Problem description:
Each entry below must be repeated exactly, with pictures left out.

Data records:
####################
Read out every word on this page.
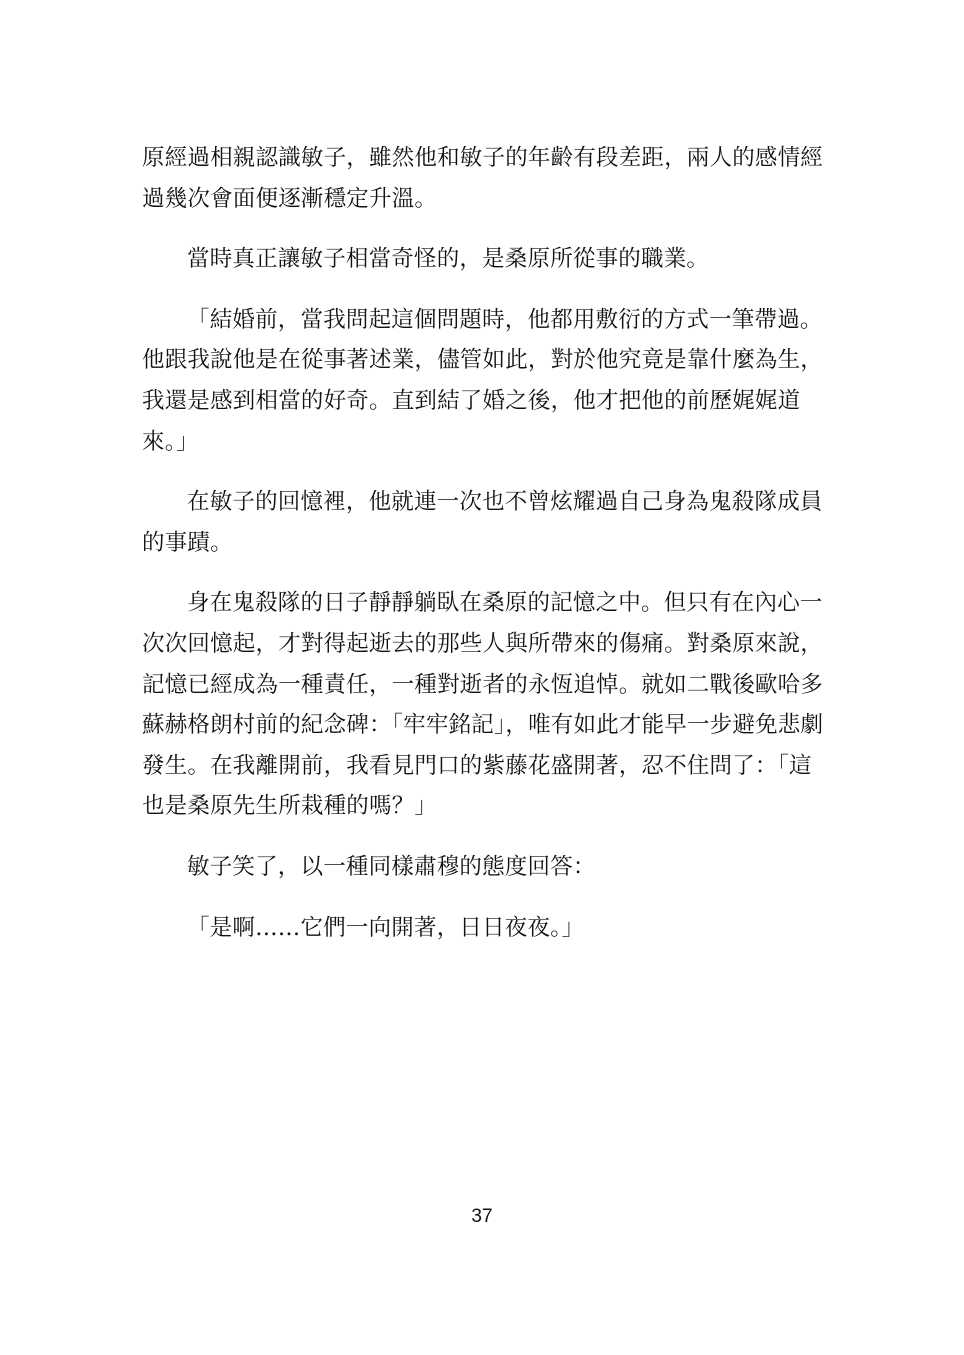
原經過相親認識敏子，雖然他和敏子的年齡有段差距，兩人的感情經過幾次會面便逐漸穩定升溫。

當時真正讓敏子相當奇怪的，是桑原所從事的職業。

「結婚前，當我問起這個問題時，他都用敷衍的方式一筆帶過。他跟我說他是在從事著述業，儘管如此，對於他究竟是靠什麼為生，我還是感到相當的好奇。直到結了婚之後，他才把他的前歷娓娓道來。」

在敏子的回憶裡，他就連一次也不曾炫耀過自己身為鬼殺隊成員的事蹟。

身在鬼殺隊的日子靜靜躺臥在桑原的記憶之中。但只有在內心一次次回憶起，才對得起逝去的那些人與所帶來的傷痛。對桑原來說，記憶已經成為一種責任，一種對逝者的永恆追悼。就如二戰後歐哈多蘇赫格朗村前的紀念碑：「牢牢銘記」，唯有如此才能早一步避免悲劇發生。在我離開前，我看見門口的紫藤花盛開著，忍不住問了：「這也是桑原先生所栽種的嗎？」

敏子笑了，以一種同樣肅穆的態度回答：

「是啊……它們一向開著，日日夜夜。」

37
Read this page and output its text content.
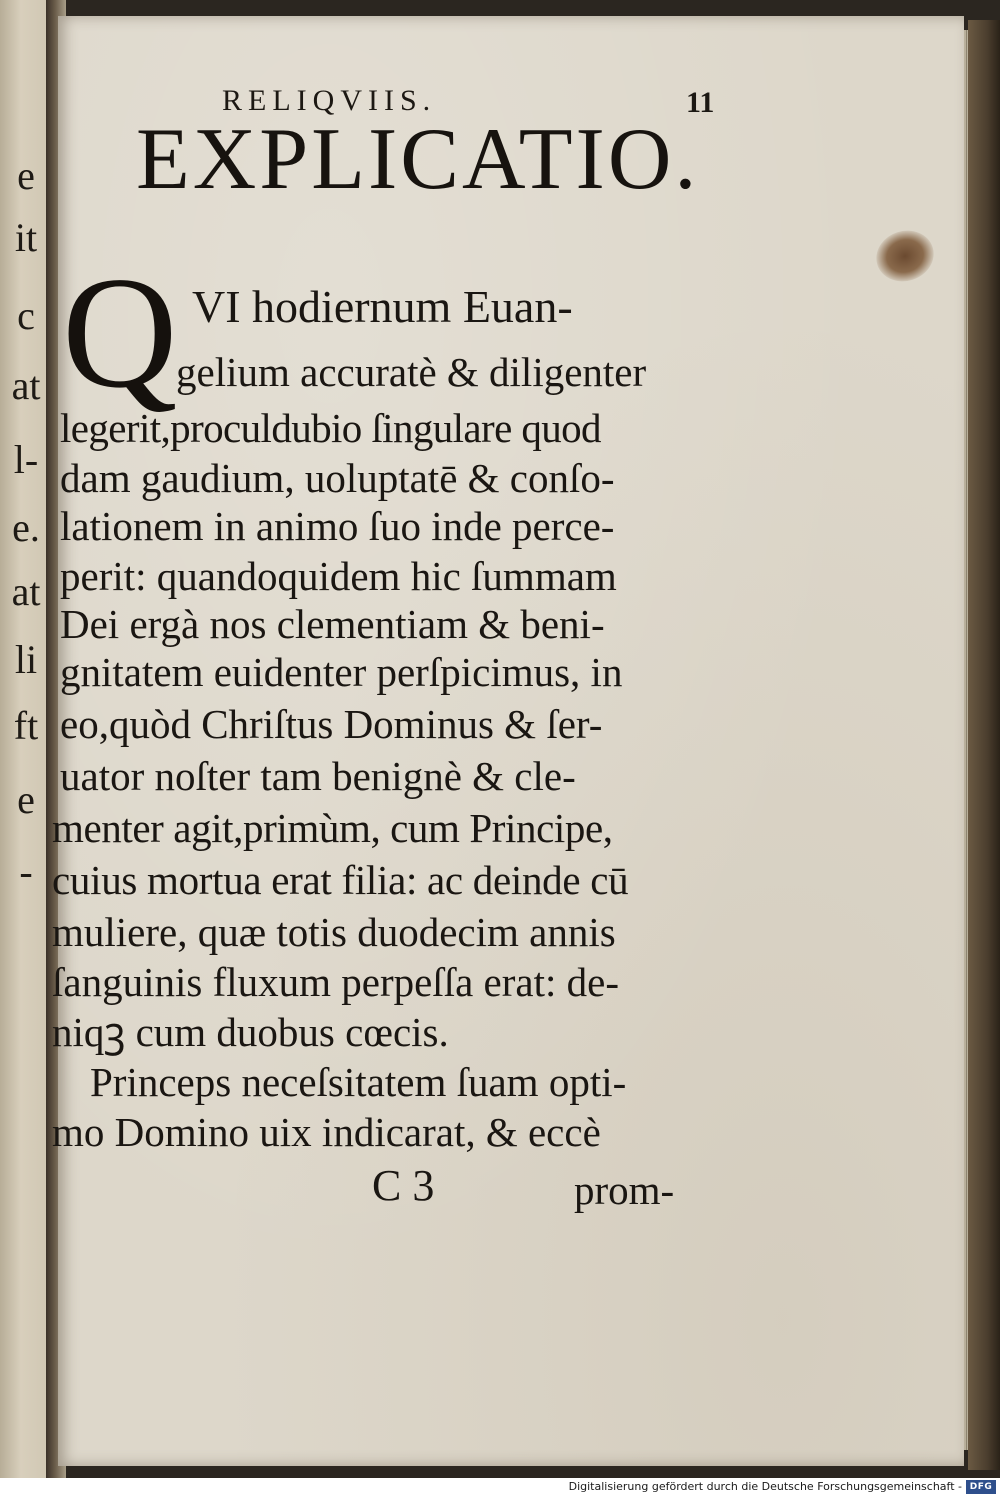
e
it
c
at
l-
e.
at
li
ft
e
-
RELIQVIIS.	11
EXPLICATIO.
Q VI hodiernum Euan-
gelium accuratè & diligenter
legerit,proculdubio ſingulare quod
dam gaudium, uoluptatē & conſo-
lationem in animo ſuo inde perce-
perit: quandoquidem hic ſummam
Dei ergà nos clementiam & beni-
gnitatem euidenter perſpicimus, in
eo,quòd Chriſtus Dominus & ſer-
uator noſter tam benignè & cle-
menter agit,primùm, cum Principe,
cuius mortua erat filia: ac deinde cū
muliere, quæ totis duodecim annis
ſanguinis fluxum perpeſſa erat: de-
niqꝫ cum duobus cœcis.
Princeps neceſsitatem ſuam opti-
mo Domino uix indicarat, & eccè
C 3	prom-
Digitalisierung gefördert durch die Deutsche Forschungsgemeinschaft - DFG
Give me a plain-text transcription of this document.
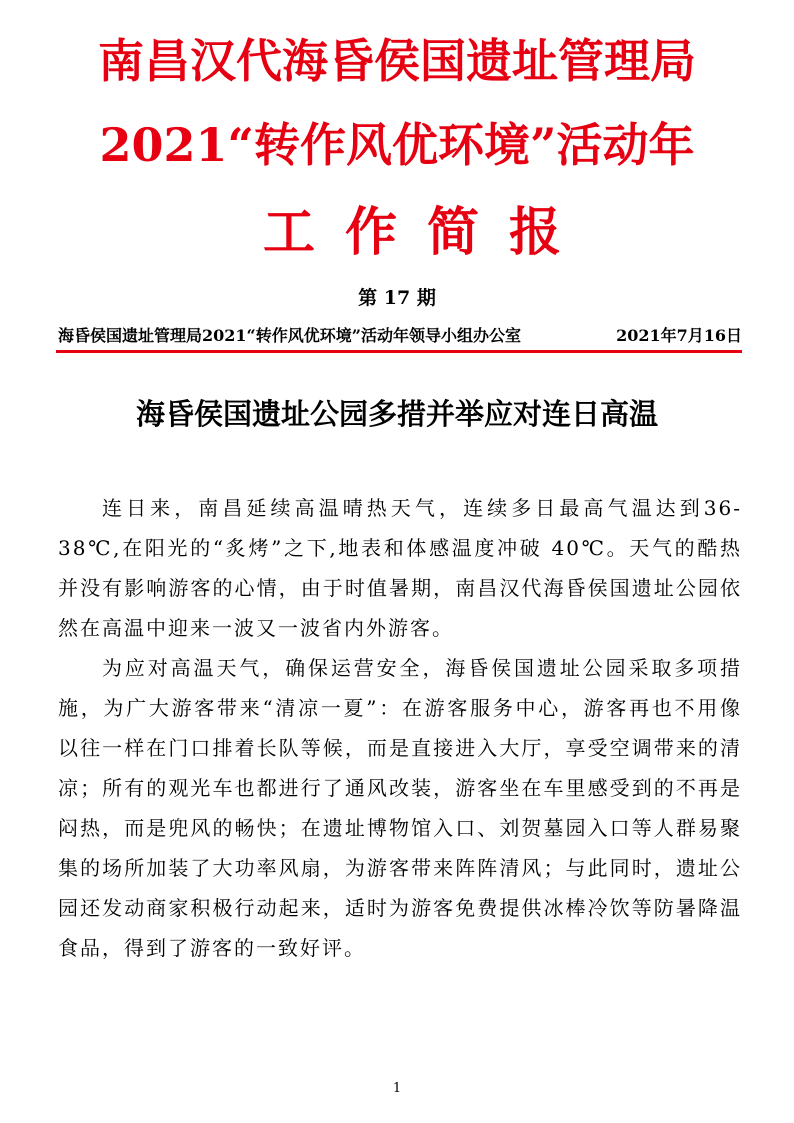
南昌汉代海昏侯国遗址管理局
2021“转作风优环境”活动年
工作简报
第 17 期
海昏侯国遗址管理局2021“转作风优环境”活动年领导小组办公室	2021年7月16日
海昏侯国遗址公园多措并举应对连日高温

连日来，南昌延续高温晴热天气，连续多日最高气温达到36-38℃,在阳光的“炙烤”之下,地表和体感温度冲破 40℃。天气的酷热并没有影响游客的心情，由于时值暑期，南昌汉代海昏侯国遗址公园依然在高温中迎来一波又一波省内外游客。

为应对高温天气，确保运营安全，海昏侯国遗址公园采取多项措施，为广大游客带来“清凉一夏”：在游客服务中心，游客再也不用像以往一样在门口排着长队等候，而是直接进入大厅，享受空调带来的清凉；所有的观光车也都进行了通风改装，游客坐在车里感受到的不再是闷热，而是兜风的畅快；在遗址博物馆入口、刘贺墓园入口等人群易聚集的场所加装了大功率风扇，为游客带来阵阵清风；与此同时，遗址公园还发动商家积极行动起来，适时为游客免费提供冰棒冷饮等防暑降温食品，得到了游客的一致好评。

1
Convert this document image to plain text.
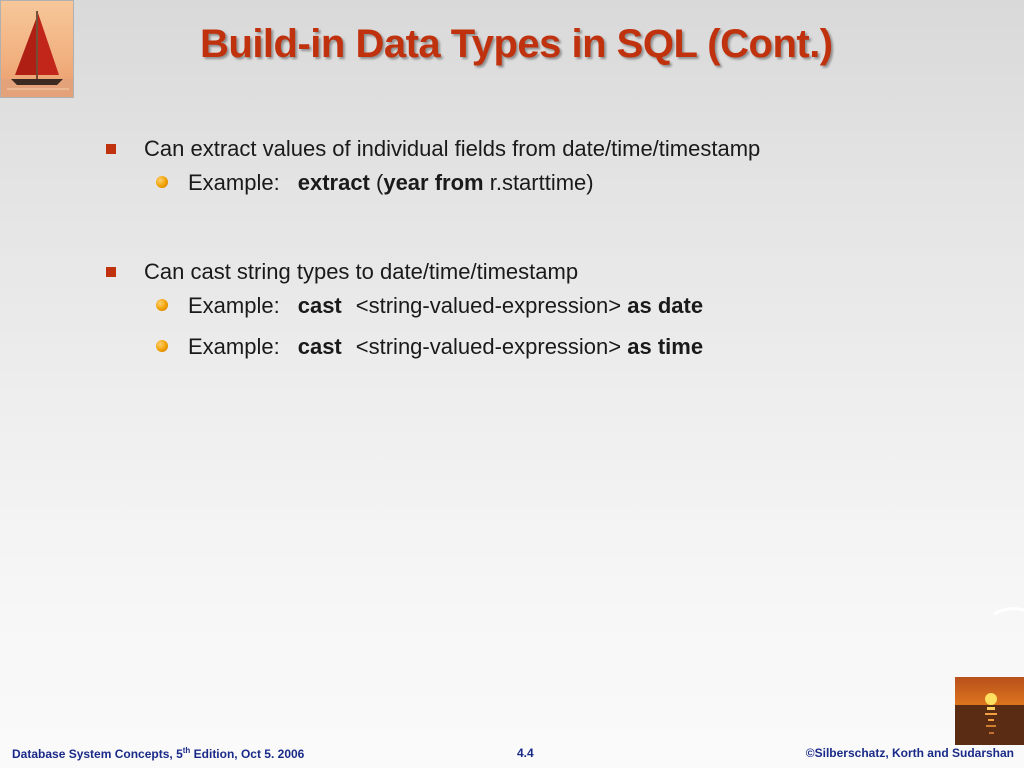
Build-in Data Types in SQL (Cont.)
Can extract values of individual fields from date/time/timestamp
Example: extract (year from r.starttime)
Can cast string types to date/time/timestamp
Example: cast <string-valued-expression> as date
Example: cast <string-valued-expression> as time
Database System Concepts, 5th Edition, Oct 5. 2006	4.4	©Silberschatz, Korth and Sudarshan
####################
Answer below:
Read out every word on this page.
原經過相親認識敏子，雖然他和敏子的年齡有段差距，兩人的感情經過幾次會面便逐漸穩定升溫。

當時真正讓敏子相當奇怪的，是桑原所從事的職業。

「結婚前，當我問起這個問題時，他都用敷衍的方式一筆帶過。他跟我說他是在從事著述業，儘管如此，對於他究竟是靠什麼為生，我還是感到相當的好奇。直到結了婚之後，他才把他的前歷娓娓道來。」

在敏子的回憶裡，他就連一次也不曾炫耀過自己身為鬼殺隊成員的事蹟。

身在鬼殺隊的日子靜靜躺臥在桑原的記憶之中。但只有在內心一次次回憶起，才對得起逝去的那些人與所帶來的傷痛。對桑原來說，記憶已經成為一種責任，一種對逝者的永恆追悼。就如二戰後歐哈多蘇赫格朗村前的紀念碑：「牢牢銘記」，唯有如此才能早一步避免悲劇發生。在我離開前，我看見門口的紫藤花盛開著，忍不住問了：「這也是桑原先生所栽種的嗎？」

敏子笑了，以一種同樣肅穆的態度回答：

「是啊……它們一向開著，日日夜夜。」

37
Read this page and output its text content.
e
it
c
at
l-
e.
at
li
ft
e
-
RELIQVIIS.	11
EXPLICATIO.
Q VI hodiernum Euan-
gelium accuratè & diligenter
legerit,proculdubio ſingulare quod
dam gaudium, uoluptatē & conſo-
lationem in animo ſuo inde perce-
perit: quandoquidem hic ſummam
Dei ergà nos clementiam & beni-
gnitatem euidenter perſpicimus, in
eo,quòd Chriſtus Dominus & ſer-
uator noſter tam benignè & cle-
menter agit,primùm, cum Principe,
cuius mortua erat filia: ac deinde cū
muliere, quæ totis duodecim annis
ſanguinis fluxum perpeſſa erat: de-
niqꝫ cum duobus cœcis.
Princeps neceſsitatem ſuam opti-
mo Domino uix indicarat, & eccè
C 3	prom-
Digitalisierung gefördert durch die Deutsche Forschungsgemeinschaft - DFG
Give me a plain-text transcription of this document.
南昌汉代海昏侯国遗址管理局
2021“转作风优环境”活动年
工作简报
第 17 期
海昏侯国遗址管理局2021“转作风优环境”活动年领导小组办公室	2021年7月16日
海昏侯国遗址公园多措并举应对连日高温

连日来，南昌延续高温晴热天气，连续多日最高气温达到36-38℃,在阳光的“炙烤”之下,地表和体感温度冲破 40℃。天气的酷热并没有影响游客的心情，由于时值暑期，南昌汉代海昏侯国遗址公园依然在高温中迎来一波又一波省内外游客。

为应对高温天气，确保运营安全，海昏侯国遗址公园采取多项措施，为广大游客带来“清凉一夏”：在游客服务中心，游客再也不用像以往一样在门口排着长队等候，而是直接进入大厅，享受空调带来的清凉；所有的观光车也都进行了通风改装，游客坐在车里感受到的不再是闷热，而是兜风的畅快；在遗址博物馆入口、刘贺墓园入口等人群易聚集的场所加装了大功率风扇，为游客带来阵阵清风；与此同时，遗址公园还发动商家积极行动起来，适时为游客免费提供冰棒冷饮等防暑降温食品，得到了游客的一致好评。

1
Convert this document image to plain text.
Build-in Data Types in SQL (Cont.)
Can extract values of individual fields from date/time/timestamp
Example: extract (year from r.starttime)
Can cast string types to date/time/timestamp
Example: cast <string-valued-expression> as date
Example: cast <string-valued-expression> as time
Database System Concepts, 5th Edition, Oct 5. 2006	4.4	©Silberschatz, Korth and Sudarshan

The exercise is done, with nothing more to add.